## QUOTED PASSAGE
####################

In [None]:
import pickle
import pandas as pd
from sklearn.preprocessing import StandardScaler, normalize
from sklearn.metrics import roc_auc_score, precision_score
from sklearn.model_selection import train_test_split

In [None]:
with open('Train_10000.txt','rb') as file:
    dataframe_train=pickle.load(file)
train, test = train_test_split(dataframe_train, test_size=0.2, random_state=10)
scaler = StandardScaler()

## Understanding the Distribution of Training Dataset

In [None]:
import seaborn as sns
import matplotlib.pyplot as plt
import numpy as np
import warnings
warnings.filterwarnings('ignore')

LI=[]
for name in dataframe_train.columns:
        fig, ax = plt.subplots(figsize=(5, 4))
        for group in [0,1]:
            try:
                sns.distplot(dataframe_train.loc[dataframe_train.Label == group, name],kde=True, label=group)
            except:
                LI.append(name)  
        ax.set_ylabel('Total Count')
        ax.set_title(name)
        ax.legend()

## Delete High Corrlated Features

In [None]:
# Defore deletion
cor= dataframe_train.corr(method='pearson')

fig, ax =plt.subplots(figsize=(8, 10))
plt.title("Correlation Plot")
sns.heatmap(cor, mask=np.zeros_like(cor, dtype=np.bool), cmap=sns.diverging_palette(220, 10, as_cmap=True),
            square=True, ax=ax)
plt.show()

In [None]:
# Deleted features for Train data
dels=list(dataframe_train.iloc[:,6:-2].columns)+['Shortest_path']#,'Source_following','Sink_following','HD','AAI']

In [None]:
# Train set
X_train = train.drop(dels,axis=1)
y_train = train.Label

# test set
X_test = test.drop(dels,axis=1)
y_test = test.Label

In [None]:
# Correlation after Deletion
cor= X_train.corr(method='pearson')
fig, ax =plt.subplots(figsize=(8, 10))
plt.title("Correlation Plot")
sns.heatmap(cor, mask=np.zeros_like(cor, dtype=np.bool), cmap=sns.diverging_palette(220, 10, as_cmap=True),
            square=True, ax=ax)
plt.show()

####################

## EXTRACTED ENTRIES
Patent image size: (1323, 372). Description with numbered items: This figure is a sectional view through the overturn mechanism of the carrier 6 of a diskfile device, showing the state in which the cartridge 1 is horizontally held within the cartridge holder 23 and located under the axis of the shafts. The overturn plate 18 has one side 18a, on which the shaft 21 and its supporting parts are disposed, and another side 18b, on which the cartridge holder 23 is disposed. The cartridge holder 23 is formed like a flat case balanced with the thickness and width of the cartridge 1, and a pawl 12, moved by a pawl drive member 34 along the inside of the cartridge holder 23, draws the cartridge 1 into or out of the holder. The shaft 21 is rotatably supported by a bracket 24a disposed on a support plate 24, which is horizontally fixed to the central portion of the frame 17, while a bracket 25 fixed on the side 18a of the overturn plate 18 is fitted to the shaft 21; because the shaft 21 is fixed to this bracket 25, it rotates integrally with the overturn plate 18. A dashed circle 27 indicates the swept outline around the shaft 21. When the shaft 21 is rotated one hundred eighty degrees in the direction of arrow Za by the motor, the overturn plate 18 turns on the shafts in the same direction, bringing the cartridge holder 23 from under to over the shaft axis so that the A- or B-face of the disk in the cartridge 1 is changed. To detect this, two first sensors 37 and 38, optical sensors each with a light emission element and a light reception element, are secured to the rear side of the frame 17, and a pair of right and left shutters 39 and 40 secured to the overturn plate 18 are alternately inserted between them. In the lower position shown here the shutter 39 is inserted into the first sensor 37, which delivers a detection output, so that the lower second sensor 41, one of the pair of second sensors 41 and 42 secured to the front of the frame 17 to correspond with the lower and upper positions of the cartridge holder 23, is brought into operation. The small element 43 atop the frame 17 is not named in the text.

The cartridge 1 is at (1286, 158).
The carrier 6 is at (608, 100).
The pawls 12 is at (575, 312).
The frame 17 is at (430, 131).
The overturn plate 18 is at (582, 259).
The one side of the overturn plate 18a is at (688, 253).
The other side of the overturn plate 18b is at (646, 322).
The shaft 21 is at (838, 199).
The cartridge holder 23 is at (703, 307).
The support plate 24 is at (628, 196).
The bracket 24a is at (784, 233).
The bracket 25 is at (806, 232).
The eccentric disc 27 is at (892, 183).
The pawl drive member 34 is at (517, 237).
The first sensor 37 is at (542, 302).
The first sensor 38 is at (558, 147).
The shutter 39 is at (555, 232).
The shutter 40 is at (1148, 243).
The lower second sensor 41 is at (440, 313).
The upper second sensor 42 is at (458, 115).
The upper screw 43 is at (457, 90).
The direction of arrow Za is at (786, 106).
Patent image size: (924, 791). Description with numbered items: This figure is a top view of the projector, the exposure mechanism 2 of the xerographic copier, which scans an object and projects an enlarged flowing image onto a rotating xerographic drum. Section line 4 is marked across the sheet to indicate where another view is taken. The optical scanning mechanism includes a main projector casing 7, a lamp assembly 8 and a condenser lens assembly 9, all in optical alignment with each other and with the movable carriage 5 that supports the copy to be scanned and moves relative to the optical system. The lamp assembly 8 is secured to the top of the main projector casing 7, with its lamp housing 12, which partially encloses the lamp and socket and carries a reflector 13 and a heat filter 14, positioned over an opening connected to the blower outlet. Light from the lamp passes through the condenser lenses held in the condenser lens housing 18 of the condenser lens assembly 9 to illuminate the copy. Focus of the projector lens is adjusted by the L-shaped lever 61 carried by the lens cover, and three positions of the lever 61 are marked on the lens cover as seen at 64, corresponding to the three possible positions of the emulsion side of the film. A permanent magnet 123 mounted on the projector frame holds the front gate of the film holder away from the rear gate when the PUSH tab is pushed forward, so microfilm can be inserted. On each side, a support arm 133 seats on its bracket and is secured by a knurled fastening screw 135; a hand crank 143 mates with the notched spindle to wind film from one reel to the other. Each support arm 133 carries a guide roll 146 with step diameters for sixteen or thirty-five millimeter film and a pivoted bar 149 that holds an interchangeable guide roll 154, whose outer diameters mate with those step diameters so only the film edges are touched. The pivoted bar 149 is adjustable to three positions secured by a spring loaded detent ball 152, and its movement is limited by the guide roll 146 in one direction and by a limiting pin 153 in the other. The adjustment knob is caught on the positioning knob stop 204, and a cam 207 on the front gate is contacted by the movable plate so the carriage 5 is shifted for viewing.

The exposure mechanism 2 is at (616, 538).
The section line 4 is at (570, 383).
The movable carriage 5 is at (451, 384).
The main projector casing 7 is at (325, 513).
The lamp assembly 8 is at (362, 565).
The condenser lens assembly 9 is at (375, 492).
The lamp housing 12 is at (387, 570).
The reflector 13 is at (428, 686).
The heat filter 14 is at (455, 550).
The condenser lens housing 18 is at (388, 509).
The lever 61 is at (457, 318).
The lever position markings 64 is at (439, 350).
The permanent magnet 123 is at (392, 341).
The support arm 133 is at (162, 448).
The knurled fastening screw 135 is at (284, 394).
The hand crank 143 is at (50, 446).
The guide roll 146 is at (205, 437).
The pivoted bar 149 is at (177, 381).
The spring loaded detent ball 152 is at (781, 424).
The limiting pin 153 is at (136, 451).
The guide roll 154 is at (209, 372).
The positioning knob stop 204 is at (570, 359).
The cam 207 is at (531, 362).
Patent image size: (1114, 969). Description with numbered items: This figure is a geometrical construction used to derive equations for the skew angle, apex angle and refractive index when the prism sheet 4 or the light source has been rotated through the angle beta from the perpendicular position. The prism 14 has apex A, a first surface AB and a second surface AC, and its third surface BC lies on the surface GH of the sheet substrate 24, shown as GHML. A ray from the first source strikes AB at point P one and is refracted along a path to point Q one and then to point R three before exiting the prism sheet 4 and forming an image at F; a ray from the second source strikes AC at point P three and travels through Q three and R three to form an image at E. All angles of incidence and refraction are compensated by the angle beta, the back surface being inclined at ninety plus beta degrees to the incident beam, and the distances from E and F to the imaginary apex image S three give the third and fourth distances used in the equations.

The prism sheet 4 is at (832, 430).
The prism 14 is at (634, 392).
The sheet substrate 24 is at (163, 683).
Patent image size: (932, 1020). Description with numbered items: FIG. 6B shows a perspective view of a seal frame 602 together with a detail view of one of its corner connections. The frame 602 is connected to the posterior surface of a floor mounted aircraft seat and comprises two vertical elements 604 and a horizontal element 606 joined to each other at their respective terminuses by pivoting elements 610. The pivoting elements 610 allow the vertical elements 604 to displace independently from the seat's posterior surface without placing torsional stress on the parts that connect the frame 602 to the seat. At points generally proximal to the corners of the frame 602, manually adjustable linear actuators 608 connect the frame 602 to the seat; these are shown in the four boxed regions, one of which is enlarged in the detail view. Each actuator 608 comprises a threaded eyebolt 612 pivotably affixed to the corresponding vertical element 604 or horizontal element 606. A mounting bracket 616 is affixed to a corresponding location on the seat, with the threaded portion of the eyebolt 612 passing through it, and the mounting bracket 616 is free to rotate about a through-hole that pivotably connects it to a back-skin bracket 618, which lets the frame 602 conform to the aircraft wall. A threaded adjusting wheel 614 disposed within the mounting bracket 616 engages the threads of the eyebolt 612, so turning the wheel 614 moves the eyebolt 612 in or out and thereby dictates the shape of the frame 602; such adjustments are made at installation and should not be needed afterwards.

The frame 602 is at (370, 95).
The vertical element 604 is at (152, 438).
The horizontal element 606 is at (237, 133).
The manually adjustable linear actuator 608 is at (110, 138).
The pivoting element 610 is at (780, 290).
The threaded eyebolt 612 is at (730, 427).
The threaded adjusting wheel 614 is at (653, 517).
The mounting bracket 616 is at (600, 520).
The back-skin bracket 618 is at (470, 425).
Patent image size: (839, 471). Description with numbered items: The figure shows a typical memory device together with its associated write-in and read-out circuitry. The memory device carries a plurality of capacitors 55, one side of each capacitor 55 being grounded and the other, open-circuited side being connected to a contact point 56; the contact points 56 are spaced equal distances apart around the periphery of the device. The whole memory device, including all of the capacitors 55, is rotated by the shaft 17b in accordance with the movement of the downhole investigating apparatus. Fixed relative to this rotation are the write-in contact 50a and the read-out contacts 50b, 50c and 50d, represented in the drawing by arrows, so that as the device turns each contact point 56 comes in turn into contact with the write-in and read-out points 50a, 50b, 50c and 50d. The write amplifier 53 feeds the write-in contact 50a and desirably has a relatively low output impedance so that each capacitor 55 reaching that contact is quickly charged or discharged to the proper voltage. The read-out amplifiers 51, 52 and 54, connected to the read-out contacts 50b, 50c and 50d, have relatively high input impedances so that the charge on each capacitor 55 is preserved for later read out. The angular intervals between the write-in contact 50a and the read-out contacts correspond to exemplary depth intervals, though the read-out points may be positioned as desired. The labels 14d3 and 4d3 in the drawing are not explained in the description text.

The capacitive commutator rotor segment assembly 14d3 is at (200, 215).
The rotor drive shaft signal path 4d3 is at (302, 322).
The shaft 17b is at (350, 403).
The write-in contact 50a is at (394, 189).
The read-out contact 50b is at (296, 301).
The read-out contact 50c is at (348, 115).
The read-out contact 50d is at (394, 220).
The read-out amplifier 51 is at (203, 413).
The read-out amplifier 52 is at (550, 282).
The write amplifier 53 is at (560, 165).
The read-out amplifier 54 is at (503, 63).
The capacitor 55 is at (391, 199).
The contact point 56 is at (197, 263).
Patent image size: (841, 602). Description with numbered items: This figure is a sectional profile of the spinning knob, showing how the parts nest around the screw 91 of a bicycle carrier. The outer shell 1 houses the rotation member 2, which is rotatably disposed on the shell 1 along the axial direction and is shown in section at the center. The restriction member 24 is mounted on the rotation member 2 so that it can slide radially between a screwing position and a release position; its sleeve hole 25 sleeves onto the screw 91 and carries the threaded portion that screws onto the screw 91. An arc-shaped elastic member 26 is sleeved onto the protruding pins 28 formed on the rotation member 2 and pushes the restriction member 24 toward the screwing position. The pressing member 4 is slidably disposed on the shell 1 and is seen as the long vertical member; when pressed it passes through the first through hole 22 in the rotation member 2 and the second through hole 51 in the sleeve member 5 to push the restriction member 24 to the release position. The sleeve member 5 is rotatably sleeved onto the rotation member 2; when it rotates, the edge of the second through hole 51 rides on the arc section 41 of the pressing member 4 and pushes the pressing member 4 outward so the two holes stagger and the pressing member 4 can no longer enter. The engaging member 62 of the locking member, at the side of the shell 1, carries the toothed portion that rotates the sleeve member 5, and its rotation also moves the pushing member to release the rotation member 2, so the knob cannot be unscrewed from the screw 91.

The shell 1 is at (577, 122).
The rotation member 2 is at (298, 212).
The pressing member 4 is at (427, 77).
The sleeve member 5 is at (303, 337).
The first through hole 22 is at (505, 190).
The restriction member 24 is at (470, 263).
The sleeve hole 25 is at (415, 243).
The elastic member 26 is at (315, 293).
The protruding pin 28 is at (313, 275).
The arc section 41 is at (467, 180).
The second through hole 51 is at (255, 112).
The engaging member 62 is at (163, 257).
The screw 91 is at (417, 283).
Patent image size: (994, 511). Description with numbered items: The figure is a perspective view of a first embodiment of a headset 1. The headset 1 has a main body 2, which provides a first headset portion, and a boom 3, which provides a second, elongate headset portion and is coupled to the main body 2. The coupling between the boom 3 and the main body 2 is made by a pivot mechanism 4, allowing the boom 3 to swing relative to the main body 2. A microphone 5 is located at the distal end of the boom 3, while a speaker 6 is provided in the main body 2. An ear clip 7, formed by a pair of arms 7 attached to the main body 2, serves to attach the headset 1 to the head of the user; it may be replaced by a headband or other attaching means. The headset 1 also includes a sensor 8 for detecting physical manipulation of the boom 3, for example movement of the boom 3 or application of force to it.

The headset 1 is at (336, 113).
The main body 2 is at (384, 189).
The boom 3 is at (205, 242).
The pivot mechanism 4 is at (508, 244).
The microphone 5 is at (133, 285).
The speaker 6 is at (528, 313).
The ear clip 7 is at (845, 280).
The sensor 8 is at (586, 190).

####################

## CHALLENGE 1
Write out the feature-correlation notebook from "for group in" to "ax.set_ylabel('Total Count')".
## CHALLENGE 2
Please extend the feature-correlation notebook beyond its final line.

## EXERCISE RESPONSE 1
for group in [0,1]:
            try:
                sns.distplot(dataframe_train.loc[dataframe_train.Label == group, name],kde=True, label=group)
            except:
                LI.append(name)  
        ax.set_ylabel('Total Count')

## EXERCISE RESPONSE 2
## Feature Selection

statictial selection
https://machinelearningmastery.com/feature-selection-with-real-and-categorical-data/

In [None]:
from sklearn.feature_selection import SelectKBest
from sklearn.feature_selection import chi2,f_classif

In [None]:
k_= 'all' # control the number of features

In [None]:
fs = SelectKBest(score_func=chi2, k=k_)
fs.fit(X_train,y_train)

col=list(X_train.columns)
# the score for all features
for i in range(len(fs.scores_)):
    print('%s: %3f' % (col[i], fs.scores_[i]))
    

In [None]:
x_train = fs.transform(X_train)

x_test = fs.transform(X_test)

In [None]:
#x_train.shape

## 1. Naive Bayes

In [None]:
from sklearn.naive_bayes import GaussianNB

In [None]:
gnb_model = GaussianNB()
gnb_model.fit(x_train,y_train)

In [None]:
labelnb = gnb_model.predict(x_test)
probnb = gnb_model.predict_proba(x_test)

In [None]:
nb=roc_auc_score(y_test,labelnb)
ac1=precision_score(y_test,labelnb)
print('The ROC of Naive Bayes: %5.3f' %(nb))

## 2. Logistic Regression

In [None]:
from sklearn.linear_model import LogisticRegression

In [None]:
LR_model = LogisticRegression(penalty ='none',max_iter=500)
LR_model.fit(x_train,y_train)

In [None]:
label_predict=LR_model.predict(x_test)
prob_preidct=LR_model.predict_proba(x_test)

In [None]:
rl=roc_auc_score(y_test,label_predict)
ac2=precision_score(y_test,label_predict)
print('The ROC of Logistic Regression: %5.3f' %(rl))

## 3. Decision Tree and Random Forest

In [None]:
from sklearn.tree import DecisionTreeClassifier
from sklearn.ensemble import RandomForestClassifier

In [None]:
# Decision Tree
dt_model=DecisionTreeClassifier()

# Random Forest
rf_model=RandomForestClassifier(criterion='entropy',n_estimators=200,max_features=5)

In [None]:
# Decision Tree
dt_model.fit(x_train, y_train)

# Random Forest
rf_model.fit(x_train, y_train)

In [None]:
# Decision Tree
labeldt=dt_model.predict(x_test)
probdt = dt_model.predict_proba(x_test)

# Random Forest
labelrf = rf_model.predict(x_test)
probrf = rf_model.predict_proba(x_test)

In [None]:
dt=roc_auc_score(y_test,labeldt)
ac3=precision_score(y_test,labeldt)
print('The ROC of Decision Tree: %5.3f' %(dt))

In [None]:
rf=roc_auc_score(y_test,labelrf)
ac4=precision_score(y_test,labelrf)
print('The ROC of Random Forest: %5.3f' %(rf))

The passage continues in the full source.